Stored entries:
------------------------------
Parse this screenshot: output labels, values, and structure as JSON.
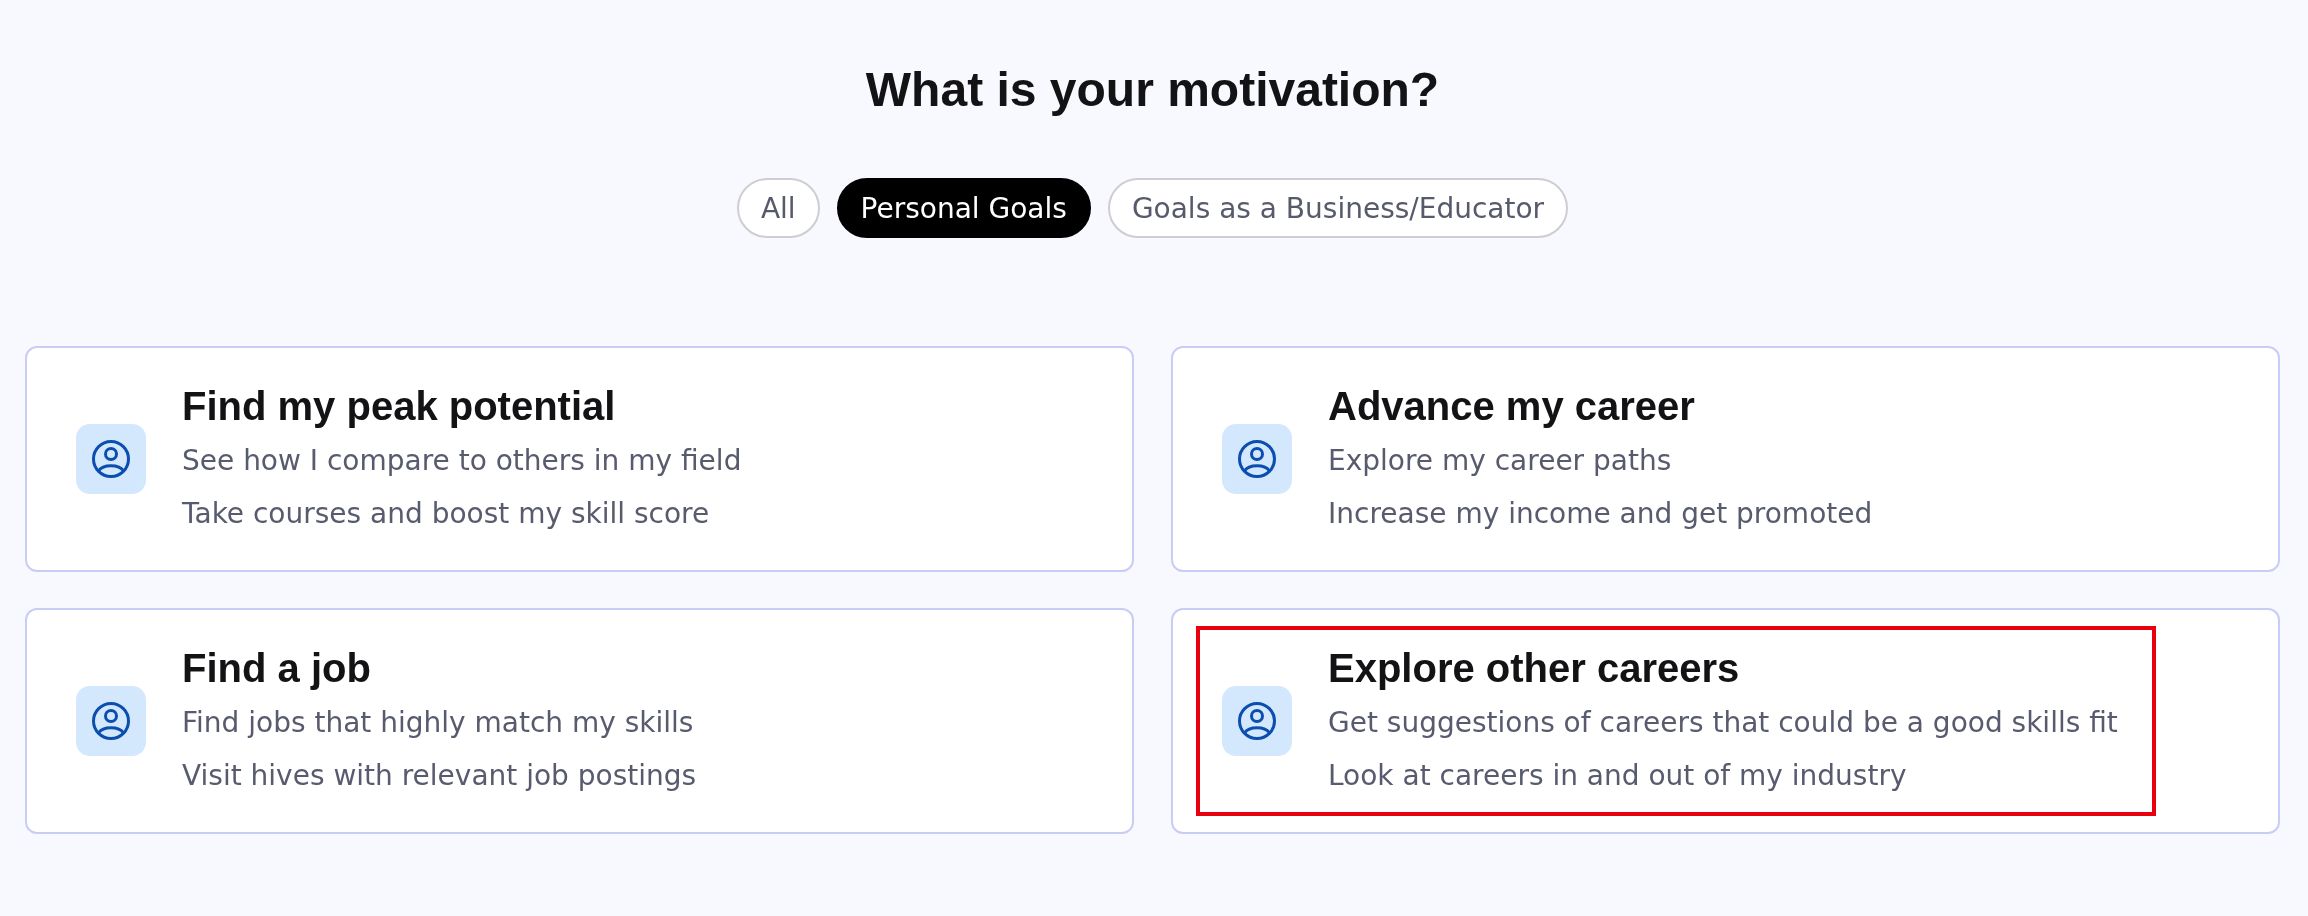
{
  "heading": "What is your motivation?",
  "filters": [
    {
      "label": "All",
      "selected": false
    },
    {
      "label": "Personal Goals",
      "selected": true
    },
    {
      "label": "Goals as a Business/Educator",
      "selected": false
    }
  ],
  "options": [
    {
      "title": "Find my peak potential",
      "lines": [
        "See how I compare to others in my field",
        "Take courses and boost my skill score"
      ],
      "highlighted": false
    },
    {
      "title": "Advance my career",
      "lines": [
        "Explore my career paths",
        "Increase my income and get promoted"
      ],
      "highlighted": false
    },
    {
      "title": "Find a job",
      "lines": [
        "Find jobs that highly match my skills",
        "Visit hives with relevant job postings"
      ],
      "highlighted": false
    },
    {
      "title": "Explore other careers",
      "lines": [
        "Get suggestions of careers that could be a good skills fit",
        "Look at careers in and out of my industry"
      ],
      "highlighted": true
    }
  ]
}
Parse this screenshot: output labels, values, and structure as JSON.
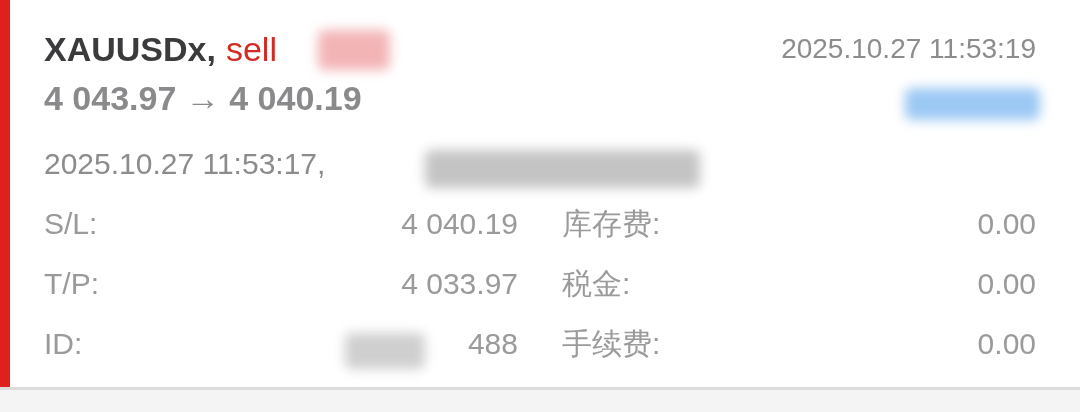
{
  "trade": {
    "symbol": "XAUUSDx,",
    "side": "sell",
    "close_time": "2025.10.27 11:53:19",
    "prices": "4 043.97 → 4 040.19",
    "open_time": "2025.10.27 11:53:17,",
    "details": [
      {
        "label": "S/L:",
        "value": "4 040.19",
        "fee_label": "库存费:",
        "fee_value": "0.00"
      },
      {
        "label": "T/P:",
        "value": "4 033.97",
        "fee_label": "税金:",
        "fee_value": "0.00"
      },
      {
        "label": "ID:",
        "value": "488",
        "fee_label": "手续费:",
        "fee_value": "0.00"
      }
    ]
  }
}
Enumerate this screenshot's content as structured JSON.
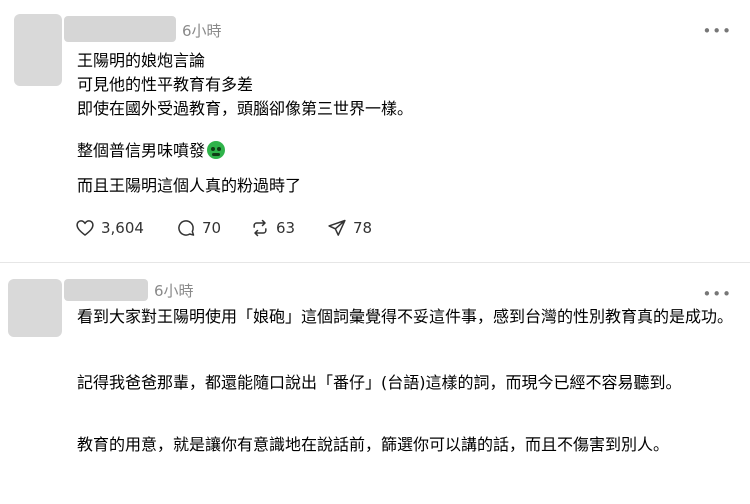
{
  "post1": {
    "time": "6小時",
    "lines": [
      "王陽明的娘炮言論",
      "可見他的性平教育有多差",
      "即使在國外受過教育，頭腦卻像第三世界一樣。",
      "整個普信男味噴發",
      "而且王陽明這個人真的粉過時了"
    ],
    "emoji_icon": "nauseated-face-icon",
    "actions": {
      "likes": "3,604",
      "comments": "70",
      "reposts": "63",
      "shares": "78"
    }
  },
  "post2": {
    "time": "6小時",
    "paragraphs": [
      "看到大家對王陽明使用「娘砲」這個詞彙覺得不妥這件事，感到台灣的性別教育真的是成功。",
      "記得我爸爸那輩，都還能隨口說出「番仔」(台語)這樣的詞，而現今已經不容易聽到。",
      "教育的用意，就是讓你有意識地在說話前，篩選你可以講的話，而且不傷害到別人。"
    ]
  },
  "colors": {
    "background": "#ffffff",
    "text": "#000000",
    "muted": "#8a8a8a",
    "divider": "#e6e6e6",
    "emoji": "#2fb34a"
  }
}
------------------------------
▶ _WHAT TO DO_
Copy out each line of the records where the string "careers" appears.

▶ _WRITTEN ANSWER_
      "title": "Explore other careers",
        "Get suggestions of careers that could be a good skills fit",
        "Look at careers in and out of my industry"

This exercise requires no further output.